De strategie, heeft drie grote onderdelen:
1 - data-inzameling (van zodra je geboren wordt, tot na je dood)
2 - bangmakerij (kan via druk zetten, angst te organiseren, dissidente stemmen te criminaliseren en een akelig schrikbewind te installeren dat u met de glimlach toespreekt)
3 - genoeg order-volgers creëren om dit uit te voeren, met de nodige makkelijke te volgen “systemen” die vooral plausibel, pragmatisch en efficiënt lijken voor de minst geïnformeerde mensen en werknemers in die systemen.
Over punt 2 en 3 ga ik het in een volgend deel hebben, … in dit deel ga ik vooral in op de data-inzameling.
VDAB als symptoom
Laat ik beginnen met de Vlaamse Godzilla van de domheid, de VDAB.
Een instantie die in mijn opinie meteen volledig zou ontmanteld moeten worden, waarbij er veel kantoren vrijkomen, en je gigantisch veel belastinggeld kan doorrekenen in belastingverlaging en ook in één keer af bent van de meest nutteloze, order-volgende, inefficiënte en achterlijke soort ambtenaren. Helaas, da’s geen programmapunt bij eender welke politieke kleur, echt jammer, waarschijnlijk zien onze politici deze organisatie nog steeds als het ideale middel om hun jaren’70 visie op arbeid en werkloosheid als de norm door te drukken.
Waarbij de links (pretenderende) politiek het ziet als “hulp” (lol) en de fake rechtsen het zien als een middel om zoveel mogelijk plebs en gewoon volk weg te pesten en zonder geld te zetten.
VDAB afschaffen is voor mij dan ook de graadmeter om te zien of onze maatschappij vooruitgang maakt of niet. De dag dat dat gebeurt, zetten we een stap vooruit. Hier kan u een oudere post vinden over dat onderwerp.
Maar goed, laat ons dus dit vehikel der domheid, deze overbodige subsidieslurpers-organisatie vol bodemkruiper-level-ambtenaren, als eerste voorbeeld nemen.
A.I. met een
Destijds rond 2009 had ik de pech om in een moment van positivisme, me in te schrijven op een VDAB-cursus. Waarbij ik nooit geziene domheid en minachting leerde kennen. Het epos dat ik hierover dagelijks bij hield heb ik toen online gezwierd, …
Zelfs 12 jaar later, krijg ik nog steeds reacties op die blog, van mensen die vertellen dat het nog steeds even dom en amateuristisch is georganiseerd daar. Op één kleine, maar niet onbelangrijke verandering na: de databanken of scripts (ze noemen dat dan een A.I :) die op voorhand de selecties maakt.
Als een nazi-dokter die mensen ofwel naar het werkkamp stuurde of naar een vernietigingskamp tijdens de Tweede Wereldoorlog, gaan zogenaamde A.I’s nu op kernwoorden en zeer arbitrair opgestelde parameters, ook een selectie maken. Ik overdrijf hier natuurlijk, mensen die in een vernietigingskamp terecht kwamen, hadden in tegenstelling tot bij een cursus van de VDAB, nog het vooruitzicht dat het gedaan zou zijn binnen afzienbare tijd, terwijl je bij VDAB een cursus van 4 maanden evengoed 11 maanden kan duren terwijl je van je vrijheid beroofd wordt en met de nodige minachting behandeld wordt door privé sector rejects.

◆ ◆ ◆

OPDRACHTEN:
a) Uit welke drie onderdelen bestaat de strategie volgens de paginatekst?
b) Typ letterlijk over uit de paginatekst: alles vanaf "Maar goed, laat" tot en met "eerste voorbeeld nemen.".

◆ ◆ ◆

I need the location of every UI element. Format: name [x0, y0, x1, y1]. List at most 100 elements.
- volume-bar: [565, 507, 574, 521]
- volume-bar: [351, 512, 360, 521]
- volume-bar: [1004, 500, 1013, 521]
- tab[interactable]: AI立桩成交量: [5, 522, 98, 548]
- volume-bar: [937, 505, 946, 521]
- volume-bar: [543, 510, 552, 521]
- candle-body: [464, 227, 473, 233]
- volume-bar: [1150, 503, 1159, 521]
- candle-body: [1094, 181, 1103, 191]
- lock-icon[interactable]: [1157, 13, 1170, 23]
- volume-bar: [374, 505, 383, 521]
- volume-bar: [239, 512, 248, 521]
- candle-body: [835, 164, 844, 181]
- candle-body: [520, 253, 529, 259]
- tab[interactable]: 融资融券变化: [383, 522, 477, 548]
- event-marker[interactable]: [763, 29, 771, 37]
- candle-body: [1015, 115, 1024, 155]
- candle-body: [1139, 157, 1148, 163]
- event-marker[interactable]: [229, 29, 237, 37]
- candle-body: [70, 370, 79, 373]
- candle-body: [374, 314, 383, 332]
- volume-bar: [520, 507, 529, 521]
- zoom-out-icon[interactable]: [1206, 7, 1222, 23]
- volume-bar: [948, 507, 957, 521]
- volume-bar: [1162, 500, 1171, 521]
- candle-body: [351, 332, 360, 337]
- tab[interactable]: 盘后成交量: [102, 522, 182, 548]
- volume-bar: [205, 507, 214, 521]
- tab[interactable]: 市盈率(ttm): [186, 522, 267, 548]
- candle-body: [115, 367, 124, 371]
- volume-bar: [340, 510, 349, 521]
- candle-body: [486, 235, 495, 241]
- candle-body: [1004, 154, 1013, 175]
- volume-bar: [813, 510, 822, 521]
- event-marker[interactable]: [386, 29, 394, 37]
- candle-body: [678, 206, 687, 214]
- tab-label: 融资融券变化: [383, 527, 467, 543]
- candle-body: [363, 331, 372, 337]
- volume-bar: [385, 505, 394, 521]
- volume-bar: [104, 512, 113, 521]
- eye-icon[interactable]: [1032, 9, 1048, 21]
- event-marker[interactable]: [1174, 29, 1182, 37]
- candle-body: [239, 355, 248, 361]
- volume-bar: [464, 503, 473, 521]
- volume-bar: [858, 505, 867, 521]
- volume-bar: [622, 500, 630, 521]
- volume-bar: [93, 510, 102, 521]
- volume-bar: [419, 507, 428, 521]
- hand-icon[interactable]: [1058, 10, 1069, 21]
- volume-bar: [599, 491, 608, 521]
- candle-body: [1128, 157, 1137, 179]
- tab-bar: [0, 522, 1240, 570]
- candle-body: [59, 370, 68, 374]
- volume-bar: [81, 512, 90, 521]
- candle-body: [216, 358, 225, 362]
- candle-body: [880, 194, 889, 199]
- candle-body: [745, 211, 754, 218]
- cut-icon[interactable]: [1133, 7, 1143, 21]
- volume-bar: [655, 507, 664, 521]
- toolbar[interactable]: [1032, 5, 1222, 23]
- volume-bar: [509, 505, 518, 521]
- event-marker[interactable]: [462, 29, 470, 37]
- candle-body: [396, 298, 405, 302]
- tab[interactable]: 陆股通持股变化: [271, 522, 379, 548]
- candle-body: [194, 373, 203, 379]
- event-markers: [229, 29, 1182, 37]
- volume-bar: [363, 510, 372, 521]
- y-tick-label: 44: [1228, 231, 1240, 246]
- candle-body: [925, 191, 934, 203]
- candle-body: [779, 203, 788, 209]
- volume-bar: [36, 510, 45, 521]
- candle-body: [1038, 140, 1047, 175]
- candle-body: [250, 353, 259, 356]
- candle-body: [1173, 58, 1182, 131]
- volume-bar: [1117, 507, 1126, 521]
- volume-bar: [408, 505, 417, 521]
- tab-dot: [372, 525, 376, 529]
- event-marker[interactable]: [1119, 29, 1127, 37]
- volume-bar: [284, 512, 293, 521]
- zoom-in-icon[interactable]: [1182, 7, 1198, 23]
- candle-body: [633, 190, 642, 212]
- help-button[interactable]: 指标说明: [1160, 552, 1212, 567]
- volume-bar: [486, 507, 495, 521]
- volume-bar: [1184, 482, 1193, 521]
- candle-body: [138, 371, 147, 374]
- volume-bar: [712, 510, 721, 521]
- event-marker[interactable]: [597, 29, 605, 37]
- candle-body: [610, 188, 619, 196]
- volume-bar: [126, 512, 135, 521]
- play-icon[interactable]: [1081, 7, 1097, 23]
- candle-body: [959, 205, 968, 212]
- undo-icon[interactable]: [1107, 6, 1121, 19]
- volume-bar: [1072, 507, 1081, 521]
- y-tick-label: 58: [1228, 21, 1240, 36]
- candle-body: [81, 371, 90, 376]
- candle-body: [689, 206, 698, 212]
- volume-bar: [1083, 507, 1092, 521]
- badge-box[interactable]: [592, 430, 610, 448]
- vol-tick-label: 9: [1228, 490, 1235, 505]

◆ ◆ ◆

JUISTE ANTWOORDEN:
a) Data-inzameling, bangmakerij en het creëren van genoeg order-volgers om dit uit te voeren.

b)
Maar goed, laat ons dus dit vehikel der domheid, deze overbodige subsidieslurpers-organisatie vol bodemkruiper-level-ambtenaren, als eerste voorbeeld nemen.